* [Exercise task]:
Find the lines of data that contain the string "日不過三", then list them.

□ □ □ □

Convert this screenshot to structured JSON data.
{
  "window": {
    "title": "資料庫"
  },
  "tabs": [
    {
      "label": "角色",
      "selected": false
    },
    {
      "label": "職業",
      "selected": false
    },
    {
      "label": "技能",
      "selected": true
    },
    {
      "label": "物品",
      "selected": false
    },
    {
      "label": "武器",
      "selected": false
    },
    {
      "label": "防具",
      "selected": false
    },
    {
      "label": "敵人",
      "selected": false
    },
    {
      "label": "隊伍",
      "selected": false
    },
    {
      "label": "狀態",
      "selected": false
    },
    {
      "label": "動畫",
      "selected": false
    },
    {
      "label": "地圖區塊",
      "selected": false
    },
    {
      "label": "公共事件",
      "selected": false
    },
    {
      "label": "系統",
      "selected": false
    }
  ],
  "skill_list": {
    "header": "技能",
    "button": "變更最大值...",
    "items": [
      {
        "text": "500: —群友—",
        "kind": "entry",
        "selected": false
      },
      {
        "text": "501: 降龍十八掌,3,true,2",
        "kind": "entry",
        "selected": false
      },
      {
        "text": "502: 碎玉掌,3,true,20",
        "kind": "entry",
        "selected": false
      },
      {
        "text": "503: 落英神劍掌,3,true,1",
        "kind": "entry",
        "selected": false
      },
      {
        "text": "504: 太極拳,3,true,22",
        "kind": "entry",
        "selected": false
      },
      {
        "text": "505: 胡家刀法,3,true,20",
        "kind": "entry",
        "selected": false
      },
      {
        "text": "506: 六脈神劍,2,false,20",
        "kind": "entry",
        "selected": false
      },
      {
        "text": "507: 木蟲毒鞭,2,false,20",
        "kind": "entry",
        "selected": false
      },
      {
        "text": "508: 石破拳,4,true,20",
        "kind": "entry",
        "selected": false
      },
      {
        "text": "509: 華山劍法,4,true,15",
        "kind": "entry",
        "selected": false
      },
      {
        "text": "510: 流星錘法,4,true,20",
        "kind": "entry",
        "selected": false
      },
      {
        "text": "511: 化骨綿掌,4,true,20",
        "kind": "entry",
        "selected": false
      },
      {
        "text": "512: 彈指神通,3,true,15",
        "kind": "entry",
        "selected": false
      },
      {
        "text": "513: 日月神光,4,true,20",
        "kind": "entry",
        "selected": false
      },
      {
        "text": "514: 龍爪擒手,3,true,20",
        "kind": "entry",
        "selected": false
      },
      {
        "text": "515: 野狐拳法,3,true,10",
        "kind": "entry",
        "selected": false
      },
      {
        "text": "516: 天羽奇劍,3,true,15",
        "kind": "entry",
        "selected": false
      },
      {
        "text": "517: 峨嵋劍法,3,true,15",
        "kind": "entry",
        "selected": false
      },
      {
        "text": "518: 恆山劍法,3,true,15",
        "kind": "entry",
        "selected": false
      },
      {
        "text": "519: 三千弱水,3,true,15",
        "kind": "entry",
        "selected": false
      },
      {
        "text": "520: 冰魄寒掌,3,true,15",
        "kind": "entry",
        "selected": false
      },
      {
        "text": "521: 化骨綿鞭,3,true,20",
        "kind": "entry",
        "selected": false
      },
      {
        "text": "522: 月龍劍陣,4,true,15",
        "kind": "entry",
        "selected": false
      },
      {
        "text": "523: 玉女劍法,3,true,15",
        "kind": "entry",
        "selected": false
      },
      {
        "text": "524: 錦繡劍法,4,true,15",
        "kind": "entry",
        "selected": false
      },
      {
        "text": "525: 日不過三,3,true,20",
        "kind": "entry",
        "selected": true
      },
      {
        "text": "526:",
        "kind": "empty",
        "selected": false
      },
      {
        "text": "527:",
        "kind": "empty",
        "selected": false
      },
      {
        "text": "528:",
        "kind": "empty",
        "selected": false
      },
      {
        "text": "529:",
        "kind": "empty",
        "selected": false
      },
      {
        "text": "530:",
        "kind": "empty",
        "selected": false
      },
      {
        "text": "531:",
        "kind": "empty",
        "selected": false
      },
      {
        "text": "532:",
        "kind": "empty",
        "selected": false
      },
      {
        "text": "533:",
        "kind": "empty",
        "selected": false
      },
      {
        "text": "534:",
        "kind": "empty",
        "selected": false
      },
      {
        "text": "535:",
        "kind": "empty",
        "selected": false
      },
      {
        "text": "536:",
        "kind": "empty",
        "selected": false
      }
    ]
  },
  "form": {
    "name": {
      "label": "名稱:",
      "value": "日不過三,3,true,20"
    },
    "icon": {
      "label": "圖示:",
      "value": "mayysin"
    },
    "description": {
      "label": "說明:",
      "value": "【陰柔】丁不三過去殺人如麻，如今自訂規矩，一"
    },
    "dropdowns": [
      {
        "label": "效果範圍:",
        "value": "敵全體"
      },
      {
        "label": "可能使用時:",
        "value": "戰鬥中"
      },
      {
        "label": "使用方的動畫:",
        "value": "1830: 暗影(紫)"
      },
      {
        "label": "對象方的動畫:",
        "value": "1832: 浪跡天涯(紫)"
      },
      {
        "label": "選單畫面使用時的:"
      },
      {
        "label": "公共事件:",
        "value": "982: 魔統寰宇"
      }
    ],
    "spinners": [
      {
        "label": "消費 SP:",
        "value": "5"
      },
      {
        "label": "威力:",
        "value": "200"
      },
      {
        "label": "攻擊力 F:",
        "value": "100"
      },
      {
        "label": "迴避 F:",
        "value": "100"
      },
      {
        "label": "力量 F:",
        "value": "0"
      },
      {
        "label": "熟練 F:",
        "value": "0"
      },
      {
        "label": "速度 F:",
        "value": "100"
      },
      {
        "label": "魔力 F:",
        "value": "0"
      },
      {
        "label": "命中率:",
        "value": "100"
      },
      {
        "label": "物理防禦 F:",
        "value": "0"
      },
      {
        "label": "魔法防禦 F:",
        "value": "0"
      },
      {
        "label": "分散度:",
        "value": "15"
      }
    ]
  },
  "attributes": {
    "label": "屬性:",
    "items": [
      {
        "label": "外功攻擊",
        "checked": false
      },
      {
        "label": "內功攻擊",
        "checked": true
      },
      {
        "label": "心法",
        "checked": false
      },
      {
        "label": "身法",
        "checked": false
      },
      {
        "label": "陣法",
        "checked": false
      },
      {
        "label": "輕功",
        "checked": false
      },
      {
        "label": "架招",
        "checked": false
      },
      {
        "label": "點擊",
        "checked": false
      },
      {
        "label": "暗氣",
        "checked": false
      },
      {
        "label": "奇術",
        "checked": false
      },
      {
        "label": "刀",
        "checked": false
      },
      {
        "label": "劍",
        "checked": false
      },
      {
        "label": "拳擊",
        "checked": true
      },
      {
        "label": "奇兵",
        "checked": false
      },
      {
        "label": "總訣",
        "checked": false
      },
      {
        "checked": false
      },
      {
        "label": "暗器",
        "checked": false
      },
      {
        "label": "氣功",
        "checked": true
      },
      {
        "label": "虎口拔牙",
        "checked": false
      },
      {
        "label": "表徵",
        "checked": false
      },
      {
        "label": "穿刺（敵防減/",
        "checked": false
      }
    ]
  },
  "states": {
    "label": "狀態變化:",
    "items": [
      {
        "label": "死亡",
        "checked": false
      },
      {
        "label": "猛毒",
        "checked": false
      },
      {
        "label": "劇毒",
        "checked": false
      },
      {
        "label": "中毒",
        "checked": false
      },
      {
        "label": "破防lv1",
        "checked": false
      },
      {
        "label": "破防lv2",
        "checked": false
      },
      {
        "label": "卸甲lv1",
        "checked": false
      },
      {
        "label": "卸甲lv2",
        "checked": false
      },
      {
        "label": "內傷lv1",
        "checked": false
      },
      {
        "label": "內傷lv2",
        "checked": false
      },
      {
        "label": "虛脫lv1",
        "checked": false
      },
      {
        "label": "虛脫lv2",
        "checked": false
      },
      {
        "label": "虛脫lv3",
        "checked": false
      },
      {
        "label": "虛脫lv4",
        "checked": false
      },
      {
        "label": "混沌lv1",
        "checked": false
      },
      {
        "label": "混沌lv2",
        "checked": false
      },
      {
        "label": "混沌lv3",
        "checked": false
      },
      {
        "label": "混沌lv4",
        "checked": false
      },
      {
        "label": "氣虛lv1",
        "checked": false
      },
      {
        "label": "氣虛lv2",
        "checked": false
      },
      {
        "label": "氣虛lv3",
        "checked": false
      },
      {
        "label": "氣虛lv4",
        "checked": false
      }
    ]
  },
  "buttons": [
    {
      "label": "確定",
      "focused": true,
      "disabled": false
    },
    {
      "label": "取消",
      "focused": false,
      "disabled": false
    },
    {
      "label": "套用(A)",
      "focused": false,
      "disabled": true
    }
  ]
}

□ □ □ □

* [Output for this task]:
        "text": "525: 日不過三,3,true,20",
      "value": "日不過三,3,true,20"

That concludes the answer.